> What is being asked: Copy out, word for word, the lines of the records that begin at the start of the records and end at the line containing "The first drum axis 103 is at (552, 15).", with both ends included and the pictures left out.
————————
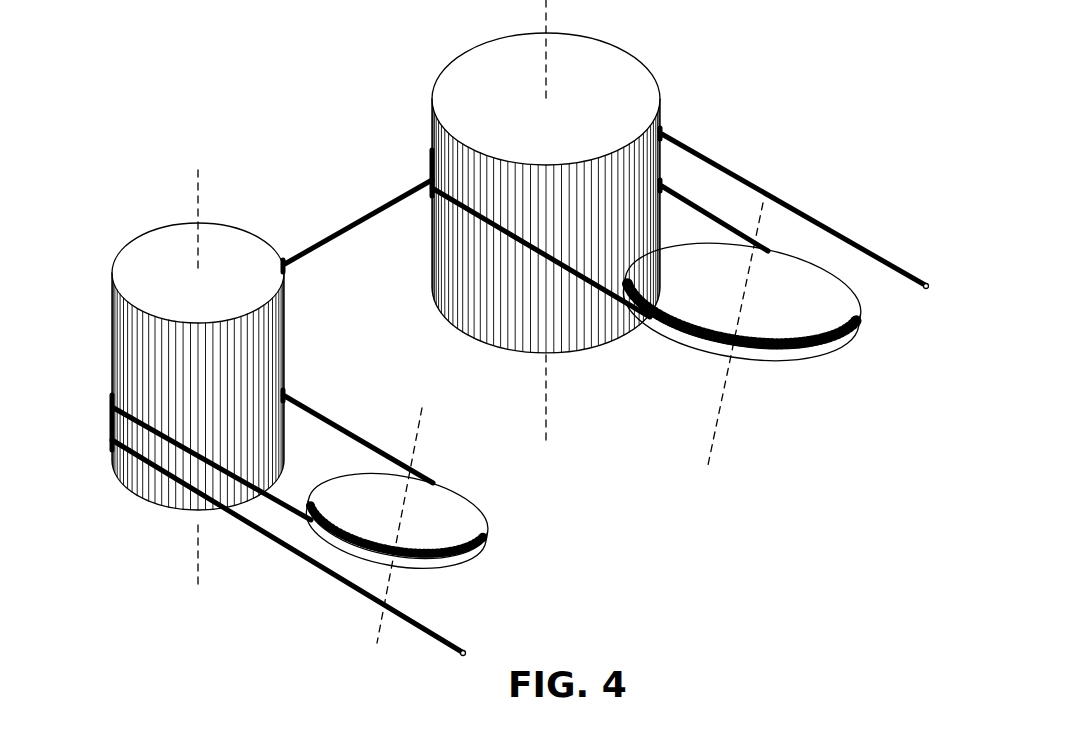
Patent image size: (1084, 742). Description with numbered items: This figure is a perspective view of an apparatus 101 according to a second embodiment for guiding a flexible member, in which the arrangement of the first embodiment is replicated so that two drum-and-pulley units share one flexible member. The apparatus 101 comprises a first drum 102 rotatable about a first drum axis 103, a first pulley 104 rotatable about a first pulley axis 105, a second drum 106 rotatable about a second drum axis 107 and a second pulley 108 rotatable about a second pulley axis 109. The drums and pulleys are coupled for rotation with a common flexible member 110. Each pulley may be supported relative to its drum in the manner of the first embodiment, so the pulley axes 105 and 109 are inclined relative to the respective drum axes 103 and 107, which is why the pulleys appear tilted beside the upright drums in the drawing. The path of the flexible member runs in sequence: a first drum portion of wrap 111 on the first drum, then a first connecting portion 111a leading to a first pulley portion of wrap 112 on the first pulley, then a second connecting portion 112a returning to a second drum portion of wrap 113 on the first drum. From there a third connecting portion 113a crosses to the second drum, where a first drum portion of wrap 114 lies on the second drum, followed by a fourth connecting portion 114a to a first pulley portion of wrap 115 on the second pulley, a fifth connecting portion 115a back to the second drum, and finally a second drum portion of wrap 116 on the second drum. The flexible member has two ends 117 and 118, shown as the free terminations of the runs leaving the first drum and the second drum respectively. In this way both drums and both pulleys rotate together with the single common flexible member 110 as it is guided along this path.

The apparatus 101 is at (742, 66).
The first drum 102 is at (628, 70).
The first drum axis 103 is at (552, 15).
The first pulley 104 is at (823, 314).
The first pulley axis 105 is at (768, 215).
The second drum 106 is at (257, 247).
The second drum axis 107 is at (206, 185).
The second pulley 108 is at (463, 522).
The second pulley axis 109 is at (428, 424).
The common flexible member 110 is at (759, 203).
The first drum portion of wrap 111 is at (428, 160).
The first connecting portion 111a is at (555, 272).
The first pulley portion of wrap 112 is at (798, 352).
The second connecting portion 112a is at (720, 218).
The second drum portion of wrap 113 is at (664, 128).
The third connecting portion 113a is at (356, 220).
The first drum portion of wrap 114 is at (110, 405).
The fourth connecting portion 114a is at (192, 472).
The first pulley portion of wrap 115 is at (436, 565).
The fifth connecting portion 115a is at (322, 418).
The second drum portion of wrap 116 is at (110, 433).
The end of flexible member 117 is at (924, 280).
The end of flexible member 118 is at (432, 646).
————————
> Exercise output:
Patent image size: (1084, 742). Description with numbered items: This figure is a perspective view of an apparatus 101 according to a second embodiment for guiding a flexible member, in which the arrangement of the first embodiment is replicated so that two drum-and-pulley units share one flexible member. The apparatus 101 comprises a first drum 102 rotatable about a first drum axis 103, a first pulley 104 rotatable about a first pulley axis 105, a second drum 106 rotatable about a second drum axis 107 and a second pulley 108 rotatable about a second pulley axis 109. The drums and pulleys are coupled for rotation with a common flexible member 110. Each pulley may be supported relative to its drum in the manner of the first embodiment, so the pulley axes 105 and 109 are inclined relative to the respective drum axes 103 and 107, which is why the pulleys appear tilted beside the upright drums in the drawing. The path of the flexible member runs in sequence: a first drum portion of wrap 111 on the first drum, then a first connecting portion 111a leading to a first pulley portion of wrap 112 on the first pulley, then a second connecting portion 112a returning to a second drum portion of wrap 113 on the first drum. From there a third connecting portion 113a crosses to the second drum, where a first drum portion of wrap 114 lies on the second drum, followed by a fourth connecting portion 114a to a first pulley portion of wrap 115 on the second pulley, a fifth connecting portion 115a back to the second drum, and finally a second drum portion of wrap 116 on the second drum. The flexible member has two ends 117 and 118, shown as the free terminations of the runs leaving the first drum and the second drum respectively. In this way both drums and both pulleys rotate together with the single common flexible member 110 as it is guided along this path.

The apparatus 101 is at (742, 66).
The first drum 102 is at (628, 70).
The first drum axis 103 is at (552, 15).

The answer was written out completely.